[Instruções]
1. Indique se cada afirmação abaixo está de acordo com o texto sobre o filme “A Colina Escarlate”, respondendo sim ou não e citando literalmente as palavras do texto que decidem a questão. (a) Edith Cushing é interpretada por Mia Wasikowska. (b) Allerdale Hall fica nos EUA. (c) O diretor prefere os sustos fáceis à criação de um clima de tensão.
2. Reproduza o trecho do texto sobre o filme “A Colina Escarlate” entre “O apelo é óbvio.” e “belas e macabras.”, inclusive, sem alterar nenhuma palavra.

[Texto apresentado]

■ ■ ■ ■ ■

“Cuidado com a Colina Escarlate”, sussurra a aparição fantasmagórica nos primeiros minutos do filme. É um aviso sobre o futuro de Edith Cushing (Mia Wasikowska), ainda criança. Algumas sequências depois, a mesma personagem aparece falando que os fantasmas do livro que está escrevendo são uma metáfora para o passado. É importante para Guillermo del Toro, o diretor, deixar bem claro esse contraste entre o que a personagem central entende que são os fantasmas e o que eles fazem de verdade. É por isso, também, que ele está mais interessado na criação de um clima de tensão do que nos sustos fáceis que este subgênero, o filme de mansão assombrada, costuma evocar.
Edith é uma jovem burguesa nos EUA do final do século 19 que, claramente, despreza a aristocracia falida. Coisa que muda de figura com a chegada de Sir Thomas Sharpe (Tom Hiddleston), que busca financiamento para a construção de uma máquina de explorar um tipo especial de argila vermelha. Como costuma acontecer neste tipo de trama, os dois se apaixonam e ela parte para a Inglaterra sombria, fixando residência em Allerdale Hall, a mansão da família Sharpe, disputando espaço com a misteriosa cunhada, Lucille (Jessica Chastain).
O apelo é óbvio. A madeira range e o vento passa criando sons que só podem ser descritos como fantasmagóricos. Essa é a maior contribuição de Del Toro ao gênero: a mansão dos Sharpe é a mãe das mansões assombradas, símbolo máximo da decadência da aristocracia. A construção está aos pedaços, tendo até mesmo um grande buraco no teto sobre o hall de entrada, artifício que o diretor vai usar para criar algumas imagens belas e macabras.
O visual é o que chama atenção logo de cara em “A Colina Escarlate”. A forma como Del Toro cria um filme colorido, sem perder a nuance sombria, é impressionante. Mais ainda: como ele usa as cores para mostrar a relação dos personagens. Desde o vermelho forte do vestido com que Lucille aparece pela primeira vez, antecipando a relação com o sangue e com o barro de Allerdale Hall, até os amarelos-dourado de Edith quando chega à mansão. Mas a construção das imagens, por mais importante que seja, ainda é um dos aspectos da riqueza que existe nas camadas deste filme.

■ ■ ■ ■ ■

[Material fornecido]
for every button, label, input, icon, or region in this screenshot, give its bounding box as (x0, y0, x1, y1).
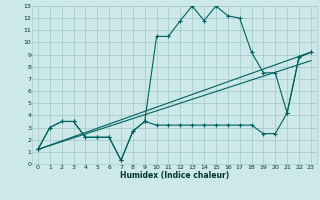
X-axis label: Humidex (Indice chaleur): Humidex (Indice chaleur) (120, 171, 229, 180)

■ ■ ■ ■ ■

[Respostas esperadas]
1.
(a) Sim: “Edith Cushing (Mia Wasikowska)”.
(b) Não: “ela parte para a Inglaterra sombria, fixando residência em Allerdale Hall”.
(c) Não: “ele está mais interessado na criação de um clima de tensão do que nos sustos fáceis”.

2.
O apelo é óbvio. A madeira range e o vento passa criando sons que só podem ser descritos como fantasmagóricos. Essa é a maior contribuição de Del Toro ao gênero: a mansão dos Sharpe é a mãe das mansões assombradas, símbolo máximo da decadência da aristocracia. A construção está aos pedaços, tendo até mesmo um grande buraco no teto sobre o hall de entrada, artifício que o diretor vai usar para criar algumas imagens belas e macabras.